* What the task asks *
Locate each line below that includes "name" and reproduce it.

* Provided material *
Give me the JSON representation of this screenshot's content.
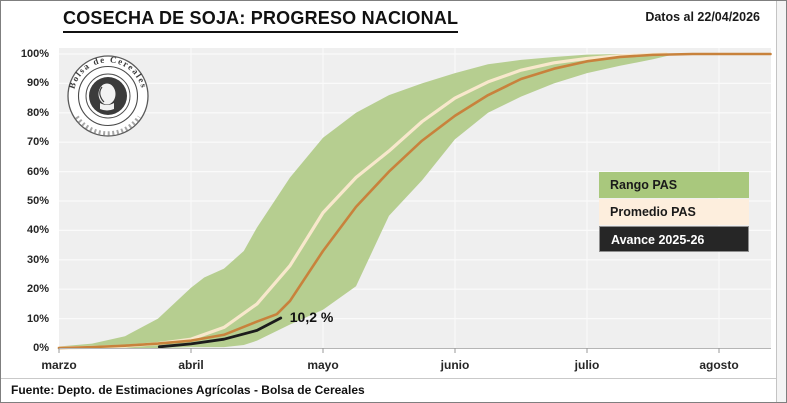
{
  "header": {
    "title": "COSECHA DE SOJA: PROGRESO NACIONAL",
    "date_note": "Datos al 22/04/2026"
  },
  "logo": {
    "text": "Bolsa de Cereales"
  },
  "legend": {
    "position": "middle-right",
    "items": [
      {
        "label": "Rango PAS",
        "swatch": "#a9c87d",
        "text_color": "#1a1a1a",
        "bordered": false
      },
      {
        "label": "Promedio PAS",
        "swatch": "#fdeedd",
        "text_color": "#1a1a1a",
        "bordered": false
      },
      {
        "label": "Avance 2025-26",
        "swatch": "#262626",
        "text_color": "#ffffff",
        "bordered": true
      }
    ]
  },
  "footer": {
    "source": "Fuente: Depto. de Estimaciones Agrícolas - Bolsa de Cereales"
  },
  "colors": {
    "plot_bg": "#efefef",
    "gridline": "#fafafa",
    "axis_line": "#b5b5b5",
    "tick": "#999999",
    "band_fill": "#b6ce90",
    "promedio_line": "#f8e8cc",
    "orange_line": "#c8823c",
    "avance_line": "#1c1c1c"
  },
  "chart_data": {
    "type": "area",
    "title": "COSECHA DE SOJA: PROGRESO NACIONAL",
    "x_encoding": "meses desde el inicio de marzo (marzo=0, abril=1, mayo=2, junio=3, julio=4, agosto=5)",
    "x_axis": {
      "tick_labels": [
        "marzo",
        "abril",
        "mayo",
        "junio",
        "julio",
        "agosto"
      ],
      "range": [
        0,
        5.39
      ]
    },
    "y_axis": {
      "min": 0,
      "max": 100,
      "step": 10,
      "format": "percent",
      "tick_labels": [
        "0%",
        "10%",
        "20%",
        "30%",
        "40%",
        "50%",
        "60%",
        "70%",
        "80%",
        "90%",
        "100%"
      ]
    },
    "grid": true,
    "series": [
      {
        "name": "Rango PAS",
        "type": "band",
        "color": "#b6ce90",
        "x": [
          0,
          0.25,
          0.5,
          0.75,
          1.0,
          1.1,
          1.25,
          1.4,
          1.5,
          1.75,
          2.0,
          2.25,
          2.5,
          2.75,
          3.0,
          3.25,
          3.5,
          3.75,
          4.0,
          4.25,
          4.5,
          4.67
        ],
        "low": [
          0,
          0,
          0,
          0,
          0.3,
          0.3,
          0.3,
          1,
          2.5,
          8,
          13,
          21,
          45,
          57,
          71,
          80,
          85.5,
          90,
          93.5,
          96,
          98.2,
          100
        ],
        "high": [
          0.5,
          1.5,
          4,
          10,
          20.5,
          24,
          27,
          33,
          41,
          58,
          71.5,
          80,
          86,
          90,
          93.5,
          96.5,
          98,
          99,
          99.8,
          100,
          100,
          100
        ]
      },
      {
        "name": "Promedio PAS",
        "type": "line",
        "color": "#f8e8cc",
        "x": [
          0,
          0.25,
          0.5,
          0.75,
          1.0,
          1.25,
          1.5,
          1.75,
          2.0,
          2.25,
          2.5,
          2.75,
          3.0,
          3.25,
          3.5,
          3.75,
          4.0,
          4.25,
          4.6
        ],
        "values": [
          0,
          0.2,
          0.6,
          1.5,
          3,
          7,
          15,
          28,
          46,
          58,
          67,
          77,
          85,
          90.5,
          94.5,
          97,
          98.5,
          99.4,
          100
        ]
      },
      {
        "name": "línea naranja (sin etiqueta en leyenda)",
        "type": "line",
        "color": "#c8823c",
        "x": [
          0,
          0.25,
          0.5,
          0.75,
          1.0,
          1.25,
          1.5,
          1.65,
          1.75,
          2.0,
          2.25,
          2.5,
          2.75,
          3.0,
          3.25,
          3.5,
          3.75,
          4.0,
          4.25,
          4.5,
          4.8,
          5.39
        ],
        "values": [
          0,
          0.3,
          0.8,
          1.5,
          2.5,
          4.5,
          9,
          11.5,
          16,
          33,
          48,
          60,
          70.5,
          79,
          86,
          91.5,
          95,
          97.5,
          99,
          99.7,
          100,
          100
        ]
      },
      {
        "name": "Avance 2025-26",
        "type": "line",
        "color": "#1c1c1c",
        "x": [
          0.76,
          1.0,
          1.25,
          1.5,
          1.68
        ],
        "values": [
          0.4,
          1.4,
          3,
          6,
          10.2
        ]
      }
    ],
    "annotation": {
      "text": "10,2 %",
      "x": 1.68,
      "value": 10.2
    }
  }
}
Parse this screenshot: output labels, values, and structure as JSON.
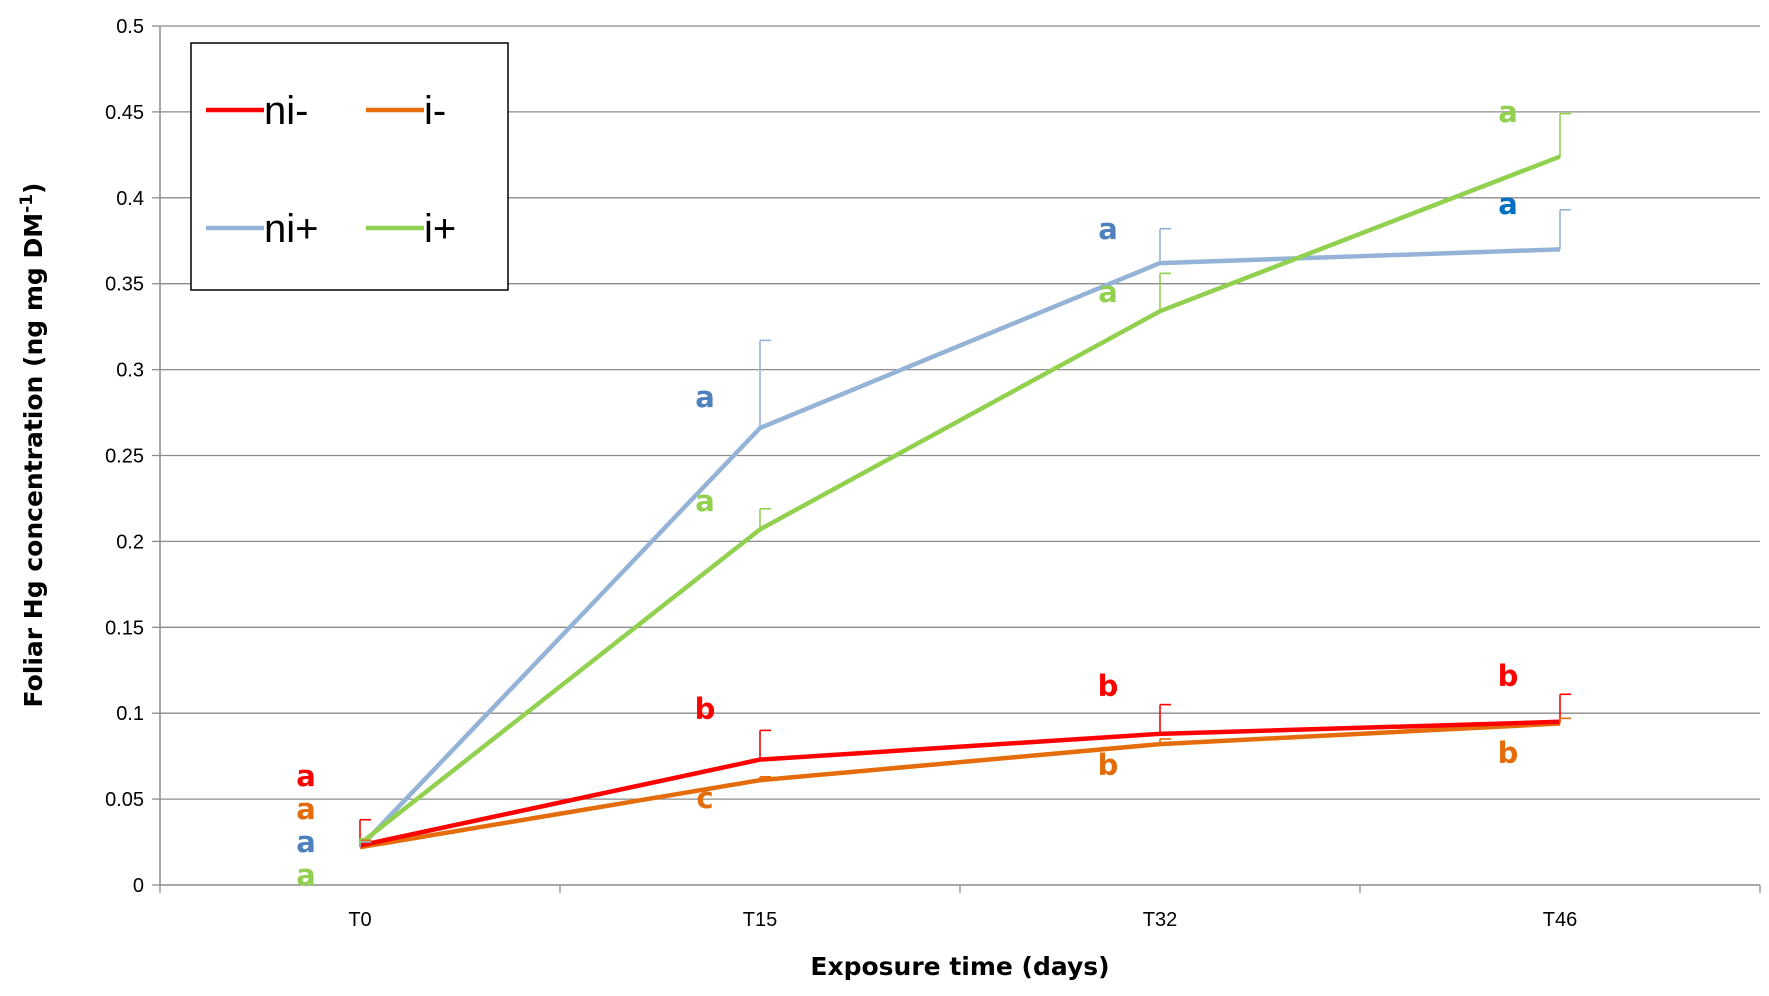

* Solution below *
        "name": "Rango PAS",
        "name": "Promedio PAS",
        "name": "línea naranja (sin etiqueta en leyenda)",
        "name": "Avance 2025-26",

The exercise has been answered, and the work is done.